§ **What to work on**
Leave out the images; return the rest of the data exactly.

§ **Entries shown**
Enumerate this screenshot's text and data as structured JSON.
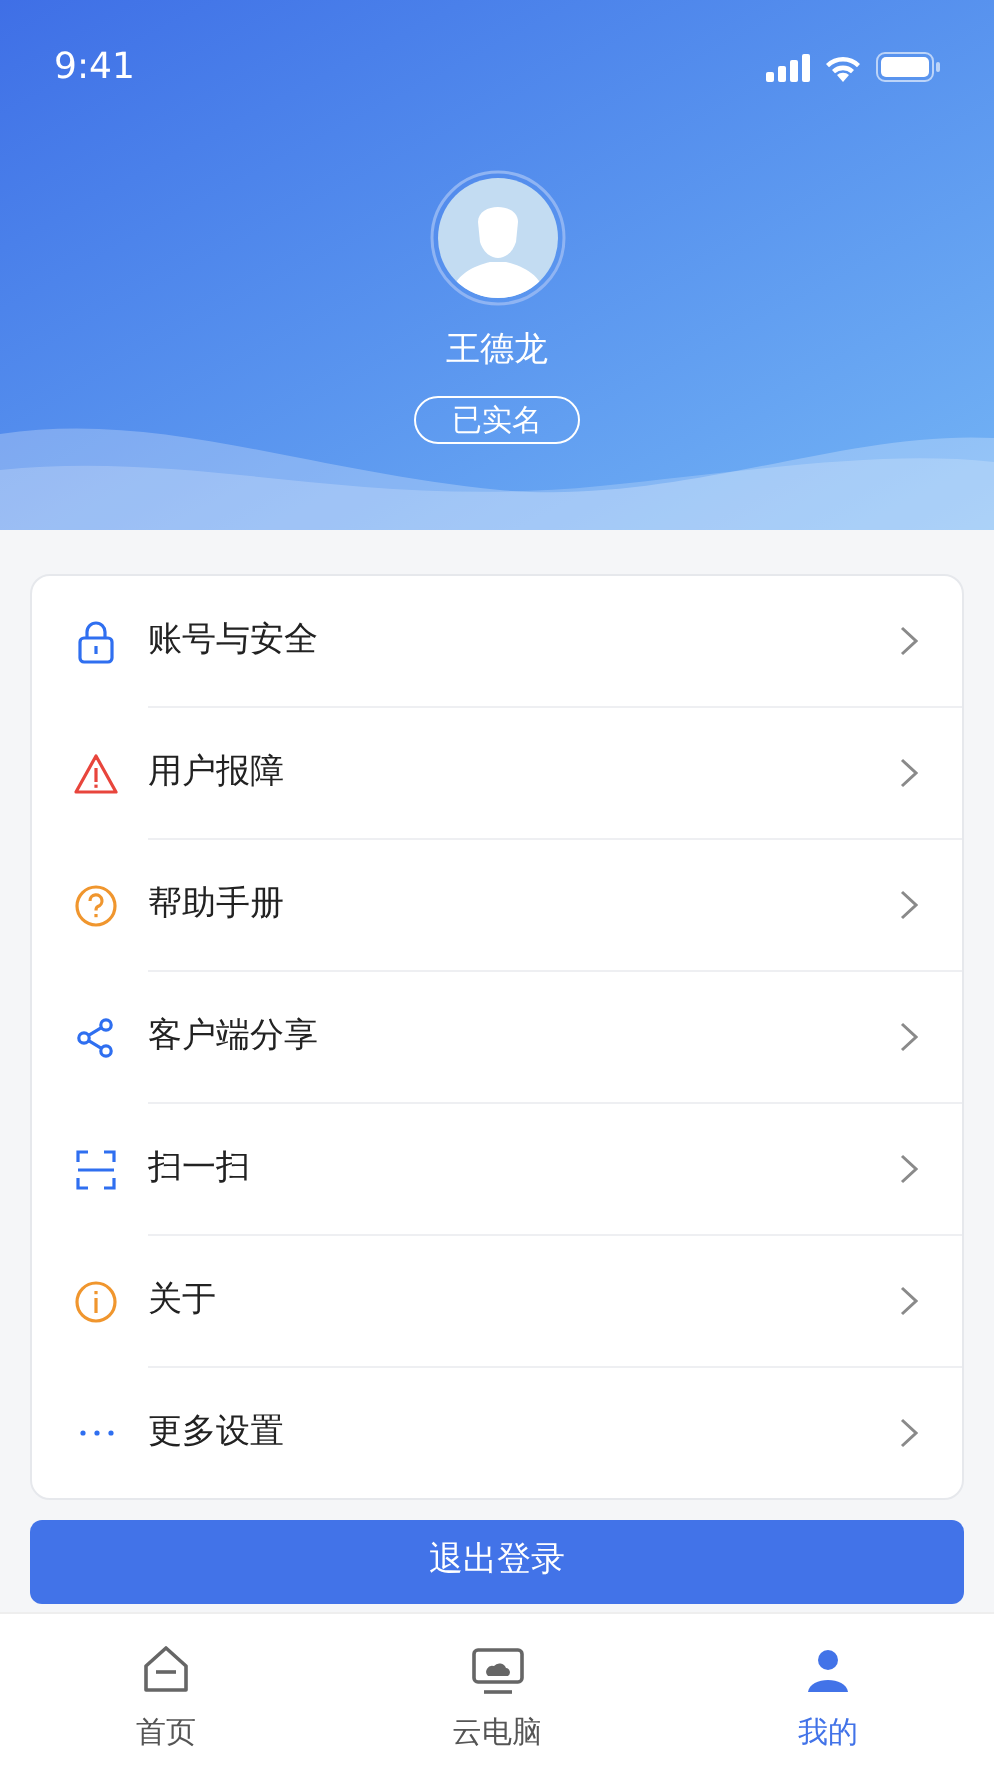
{
  "status_bar": {
    "time": "9:41"
  },
  "profile": {
    "name": "王德龙",
    "badge": "已实名"
  },
  "menu": [
    {
      "label": "账号与安全",
      "kind": "lock"
    },
    {
      "label": "用户报障",
      "kind": "warning"
    },
    {
      "label": "帮助手册",
      "kind": "help"
    },
    {
      "label": "客户端分享",
      "kind": "share"
    },
    {
      "label": "扫一扫",
      "kind": "scan"
    },
    {
      "label": "关于",
      "kind": "info"
    },
    {
      "label": "更多设置",
      "kind": "more"
    }
  ],
  "logout_button": "退出登录",
  "tabs": [
    {
      "label": "首页",
      "kind": "home",
      "selected": false
    },
    {
      "label": "云电脑",
      "kind": "monitor",
      "selected": false
    },
    {
      "label": "我的",
      "kind": "person",
      "selected": true
    }
  ]
}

§ **Answer to this task**
Enumerate this screenshot's text and data as structured JSON.
{
  "status_bar": {
    "time": "9:41"
  },
  "profile": {
    "name": "王德龙",
    "badge": "已实名"
  },
  "menu": [
    {
      "label": "账号与安全",
      "kind": "lock"
    },
    {
      "label": "用户报障",
      "kind": "warning"
    },
    {
      "label": "帮助手册",
      "kind": "help"
    },
    {
      "label": "客户端分享",
      "kind": "share"
    },
    {
      "label": "扫一扫",
      "kind": "scan"
    },
    {
      "label": "关于",
      "kind": "info"
    },
    {
      "label": "更多设置",
      "kind": "more"
    }
  ],
  "logout_button": "退出登录",
  "tabs": [
    {
      "label": "首页",
      "kind": "home",
      "selected": false
    },
    {
      "label": "云电脑",
      "kind": "monitor",
      "selected": false
    },
    {
      "label": "我的",
      "kind": "person",
      "selected": true
    }
  ]
}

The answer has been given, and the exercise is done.